> [INSTRUCTION] Copy every line from the records below that holds the word "momencie".

##### DATA TO PROCESS #####

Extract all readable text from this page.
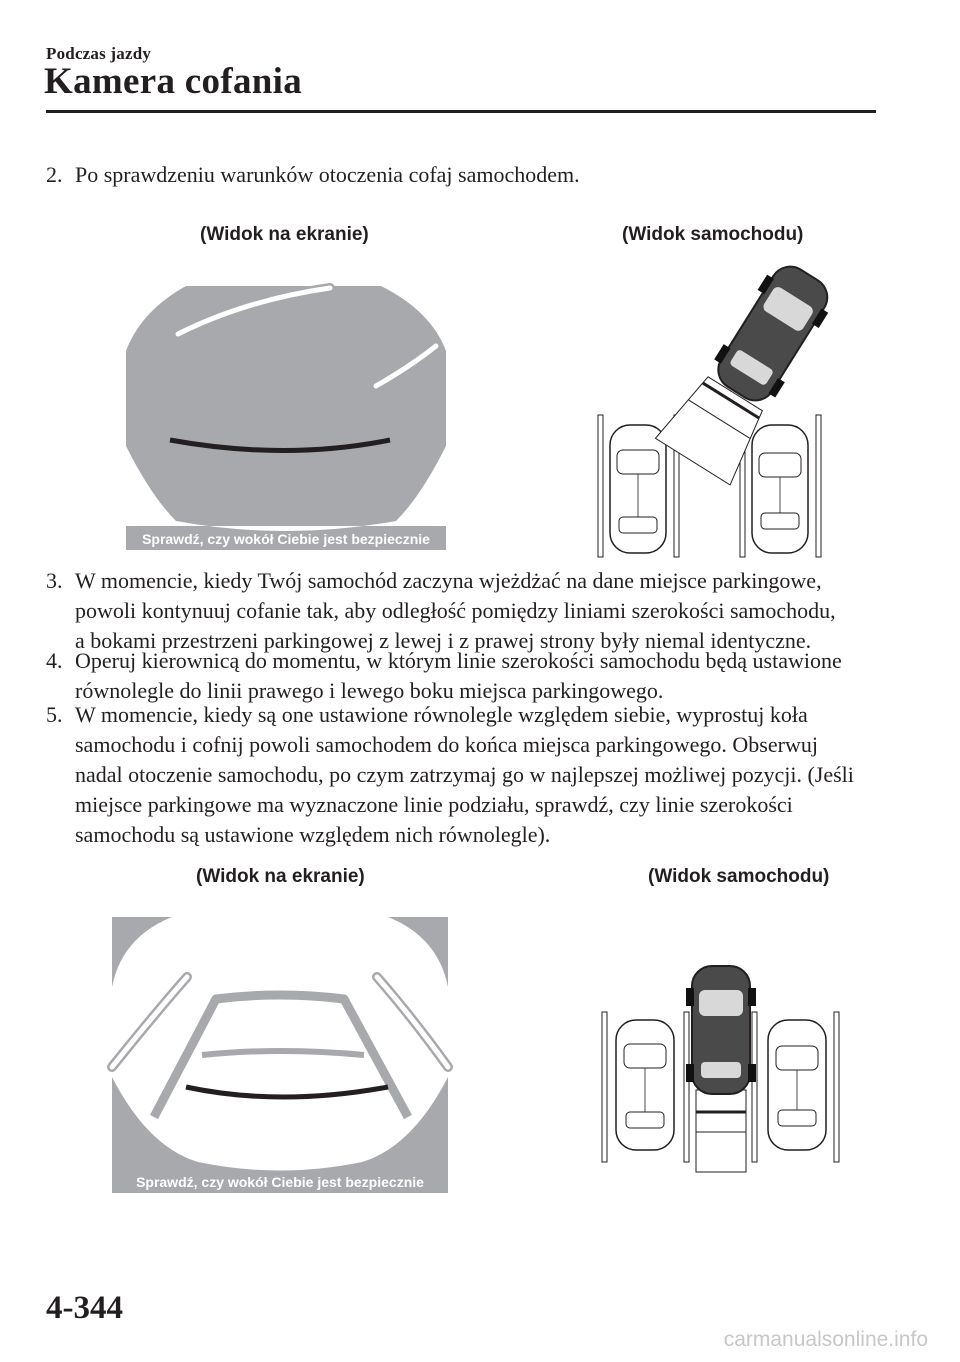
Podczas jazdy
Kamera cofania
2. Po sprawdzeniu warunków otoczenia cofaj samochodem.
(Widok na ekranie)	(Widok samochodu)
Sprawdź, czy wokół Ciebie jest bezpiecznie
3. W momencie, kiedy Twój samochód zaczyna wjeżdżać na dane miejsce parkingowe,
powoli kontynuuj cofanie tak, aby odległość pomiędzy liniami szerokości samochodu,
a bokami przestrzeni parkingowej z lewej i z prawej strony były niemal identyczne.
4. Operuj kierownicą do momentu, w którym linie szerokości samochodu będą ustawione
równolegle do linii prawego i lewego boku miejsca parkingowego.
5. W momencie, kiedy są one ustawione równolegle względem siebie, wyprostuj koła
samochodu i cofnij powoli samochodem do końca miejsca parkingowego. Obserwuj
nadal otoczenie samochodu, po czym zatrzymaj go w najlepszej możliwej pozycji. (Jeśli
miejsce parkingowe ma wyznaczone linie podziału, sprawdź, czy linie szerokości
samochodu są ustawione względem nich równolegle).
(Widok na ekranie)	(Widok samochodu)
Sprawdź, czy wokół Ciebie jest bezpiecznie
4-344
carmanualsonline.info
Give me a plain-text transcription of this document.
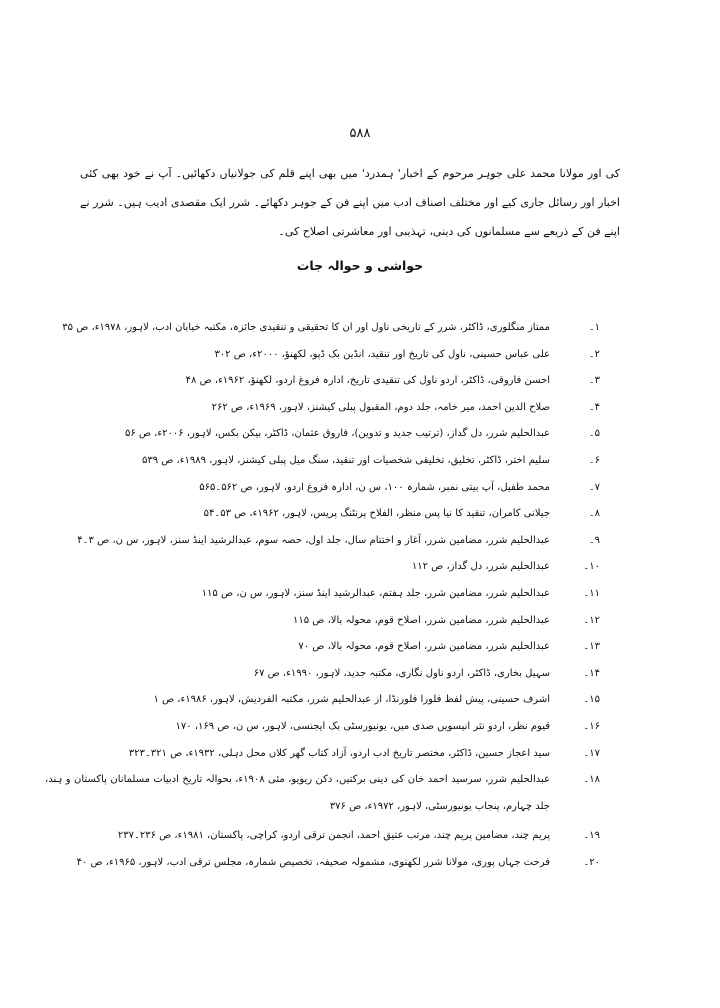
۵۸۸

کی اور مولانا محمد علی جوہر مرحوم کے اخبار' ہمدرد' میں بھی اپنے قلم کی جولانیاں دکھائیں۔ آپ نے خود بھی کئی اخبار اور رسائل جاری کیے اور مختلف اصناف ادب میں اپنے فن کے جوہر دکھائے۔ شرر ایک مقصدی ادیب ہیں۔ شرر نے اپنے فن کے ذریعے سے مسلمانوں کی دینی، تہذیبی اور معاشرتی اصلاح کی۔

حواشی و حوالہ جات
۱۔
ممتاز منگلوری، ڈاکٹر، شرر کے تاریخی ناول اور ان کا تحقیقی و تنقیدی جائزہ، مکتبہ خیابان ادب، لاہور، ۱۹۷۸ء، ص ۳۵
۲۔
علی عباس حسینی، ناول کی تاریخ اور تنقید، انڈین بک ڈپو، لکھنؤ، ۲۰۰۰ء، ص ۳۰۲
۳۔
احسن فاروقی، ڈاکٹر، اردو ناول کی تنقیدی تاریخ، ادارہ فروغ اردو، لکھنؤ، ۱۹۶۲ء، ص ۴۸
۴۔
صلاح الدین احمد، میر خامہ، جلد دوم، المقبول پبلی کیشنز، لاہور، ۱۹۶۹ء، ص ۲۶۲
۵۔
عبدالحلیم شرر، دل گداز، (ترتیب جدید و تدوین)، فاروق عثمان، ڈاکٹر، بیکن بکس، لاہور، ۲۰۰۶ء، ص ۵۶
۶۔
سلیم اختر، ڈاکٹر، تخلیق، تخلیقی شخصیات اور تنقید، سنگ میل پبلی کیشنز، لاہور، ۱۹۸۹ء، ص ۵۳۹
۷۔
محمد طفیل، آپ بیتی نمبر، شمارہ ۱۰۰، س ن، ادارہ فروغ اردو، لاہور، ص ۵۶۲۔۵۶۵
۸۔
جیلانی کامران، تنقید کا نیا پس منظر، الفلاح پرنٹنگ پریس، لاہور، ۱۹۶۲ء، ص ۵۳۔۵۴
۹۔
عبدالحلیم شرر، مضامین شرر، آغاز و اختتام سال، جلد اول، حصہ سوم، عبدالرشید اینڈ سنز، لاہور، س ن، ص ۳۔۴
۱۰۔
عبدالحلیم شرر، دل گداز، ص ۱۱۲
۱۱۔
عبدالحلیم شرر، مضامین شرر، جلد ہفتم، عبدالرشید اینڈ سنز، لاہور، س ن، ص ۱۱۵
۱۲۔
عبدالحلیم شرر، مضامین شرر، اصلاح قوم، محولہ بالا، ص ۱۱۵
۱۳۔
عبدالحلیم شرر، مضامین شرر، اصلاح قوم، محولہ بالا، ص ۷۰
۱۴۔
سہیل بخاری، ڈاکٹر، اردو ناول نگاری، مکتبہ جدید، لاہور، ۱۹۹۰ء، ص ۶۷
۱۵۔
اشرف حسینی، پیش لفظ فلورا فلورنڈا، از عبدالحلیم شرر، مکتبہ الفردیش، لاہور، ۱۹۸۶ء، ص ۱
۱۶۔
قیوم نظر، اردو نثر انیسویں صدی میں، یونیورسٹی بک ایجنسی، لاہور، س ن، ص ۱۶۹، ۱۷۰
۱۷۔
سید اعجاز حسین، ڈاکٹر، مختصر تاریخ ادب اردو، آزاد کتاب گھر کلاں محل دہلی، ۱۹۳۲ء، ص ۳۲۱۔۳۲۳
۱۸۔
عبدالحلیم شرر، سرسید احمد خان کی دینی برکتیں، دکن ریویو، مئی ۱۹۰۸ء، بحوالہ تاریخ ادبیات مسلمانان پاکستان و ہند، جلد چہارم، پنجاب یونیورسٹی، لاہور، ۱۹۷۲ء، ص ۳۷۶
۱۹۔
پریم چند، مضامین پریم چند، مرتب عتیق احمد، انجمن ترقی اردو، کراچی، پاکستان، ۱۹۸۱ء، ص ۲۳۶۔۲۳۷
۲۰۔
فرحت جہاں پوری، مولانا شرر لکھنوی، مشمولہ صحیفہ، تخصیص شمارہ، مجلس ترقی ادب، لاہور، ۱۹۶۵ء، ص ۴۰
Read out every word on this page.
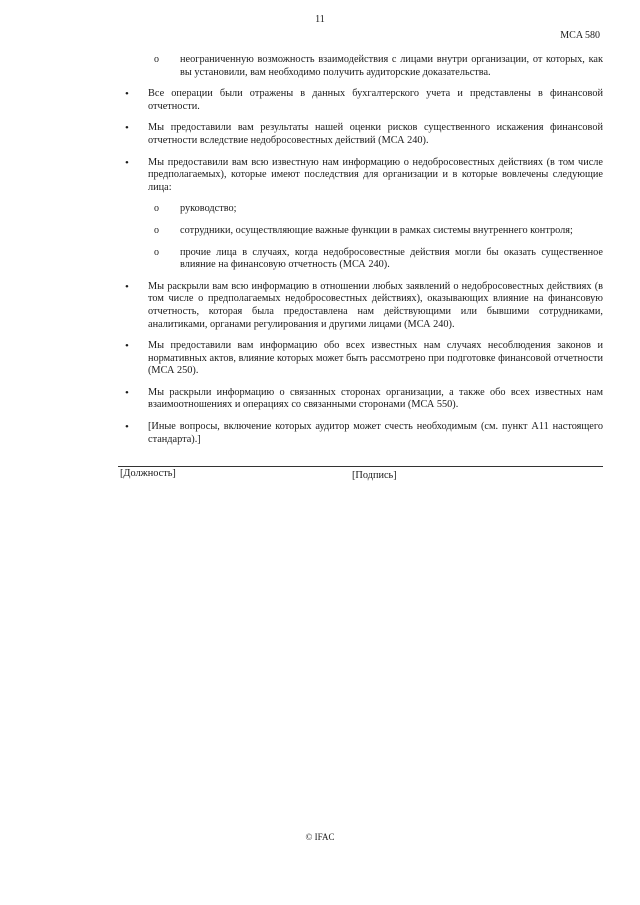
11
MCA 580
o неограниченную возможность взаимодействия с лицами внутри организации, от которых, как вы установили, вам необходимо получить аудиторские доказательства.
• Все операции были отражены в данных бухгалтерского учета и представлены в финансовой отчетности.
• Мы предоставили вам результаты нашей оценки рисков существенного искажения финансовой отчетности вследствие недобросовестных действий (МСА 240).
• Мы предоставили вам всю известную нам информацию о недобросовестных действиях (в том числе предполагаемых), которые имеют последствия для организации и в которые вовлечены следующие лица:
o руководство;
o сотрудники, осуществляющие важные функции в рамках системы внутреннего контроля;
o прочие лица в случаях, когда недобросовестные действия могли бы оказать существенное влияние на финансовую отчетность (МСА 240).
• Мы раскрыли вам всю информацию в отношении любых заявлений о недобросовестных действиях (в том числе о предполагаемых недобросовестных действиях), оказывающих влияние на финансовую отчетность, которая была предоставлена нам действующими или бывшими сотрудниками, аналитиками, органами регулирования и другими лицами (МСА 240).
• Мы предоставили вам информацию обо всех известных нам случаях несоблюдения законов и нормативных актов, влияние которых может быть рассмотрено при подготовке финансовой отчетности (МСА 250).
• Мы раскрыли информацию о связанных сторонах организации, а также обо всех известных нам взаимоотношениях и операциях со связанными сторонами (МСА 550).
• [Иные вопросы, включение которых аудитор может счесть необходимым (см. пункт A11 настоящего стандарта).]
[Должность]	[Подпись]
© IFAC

#####
##### DATA TO PROCESS #####

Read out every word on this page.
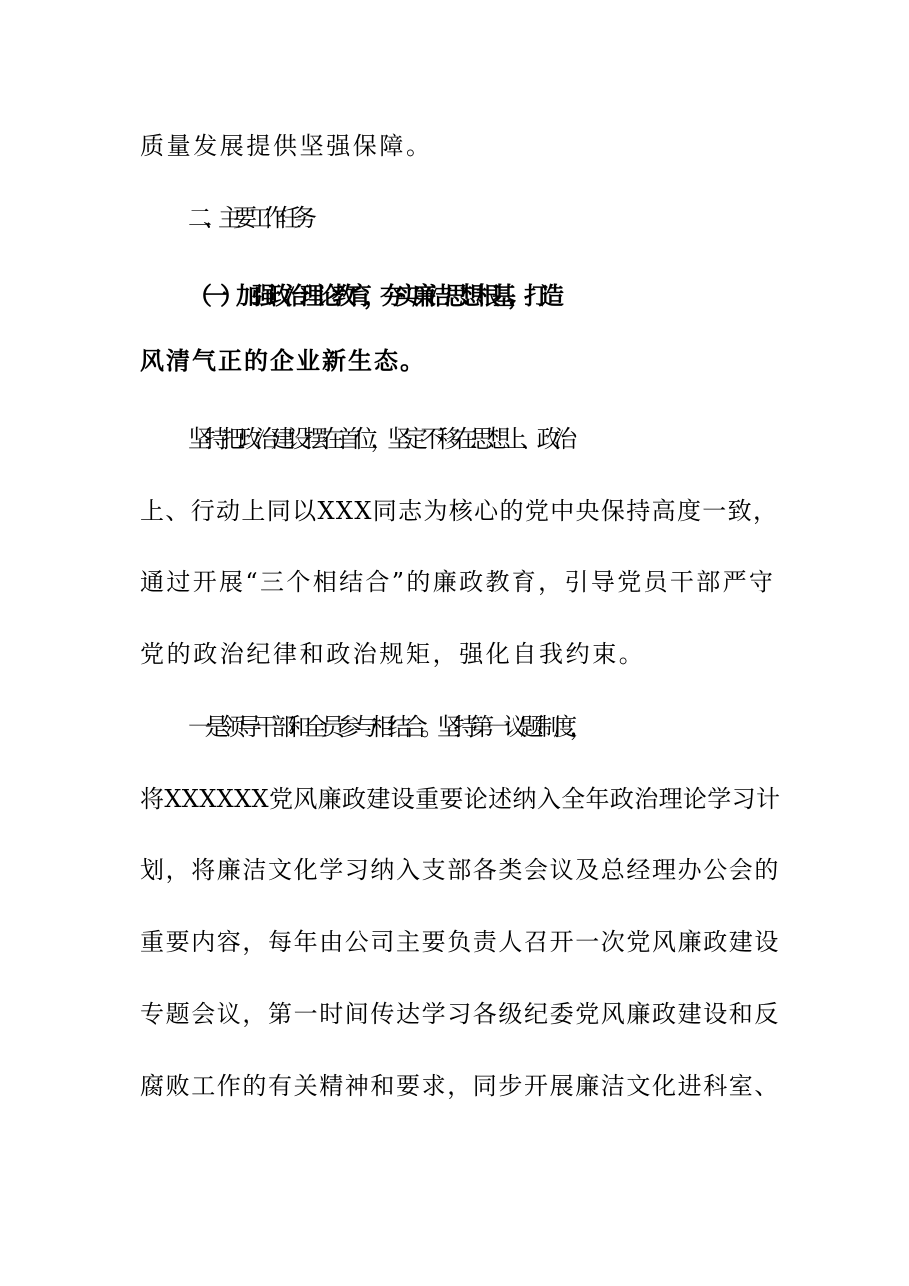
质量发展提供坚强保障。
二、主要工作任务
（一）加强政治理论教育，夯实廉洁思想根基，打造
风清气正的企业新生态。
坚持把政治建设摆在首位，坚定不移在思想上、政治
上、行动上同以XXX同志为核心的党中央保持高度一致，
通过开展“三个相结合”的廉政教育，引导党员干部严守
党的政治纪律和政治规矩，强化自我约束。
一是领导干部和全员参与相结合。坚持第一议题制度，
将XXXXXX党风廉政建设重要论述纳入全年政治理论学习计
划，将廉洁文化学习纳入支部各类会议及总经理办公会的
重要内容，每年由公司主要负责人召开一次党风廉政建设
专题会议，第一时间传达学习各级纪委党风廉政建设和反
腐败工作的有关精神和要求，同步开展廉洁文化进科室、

#####
##### DATA TO PROCESS #####

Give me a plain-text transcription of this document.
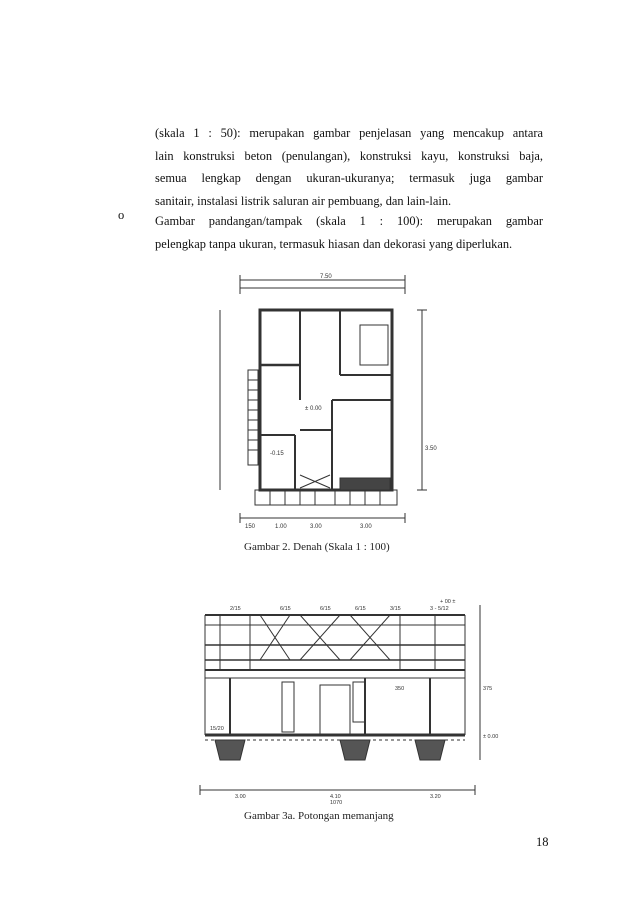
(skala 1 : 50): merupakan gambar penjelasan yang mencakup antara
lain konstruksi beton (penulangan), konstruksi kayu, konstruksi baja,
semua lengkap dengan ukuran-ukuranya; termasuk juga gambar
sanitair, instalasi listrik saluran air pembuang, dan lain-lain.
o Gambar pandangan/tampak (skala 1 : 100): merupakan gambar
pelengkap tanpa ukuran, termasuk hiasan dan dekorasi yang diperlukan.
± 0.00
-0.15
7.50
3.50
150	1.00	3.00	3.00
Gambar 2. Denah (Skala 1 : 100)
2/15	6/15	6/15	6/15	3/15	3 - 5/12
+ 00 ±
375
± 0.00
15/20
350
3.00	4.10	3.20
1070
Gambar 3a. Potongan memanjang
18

#####

> [ANSWER TO THE TASK]
3. W momencie, kiedy Twój samochód zaczyna wjeżdżać na dane miejsce parkingowe,
5. W momencie, kiedy są one ustawione równolegle względem siebie, wyprostuj koła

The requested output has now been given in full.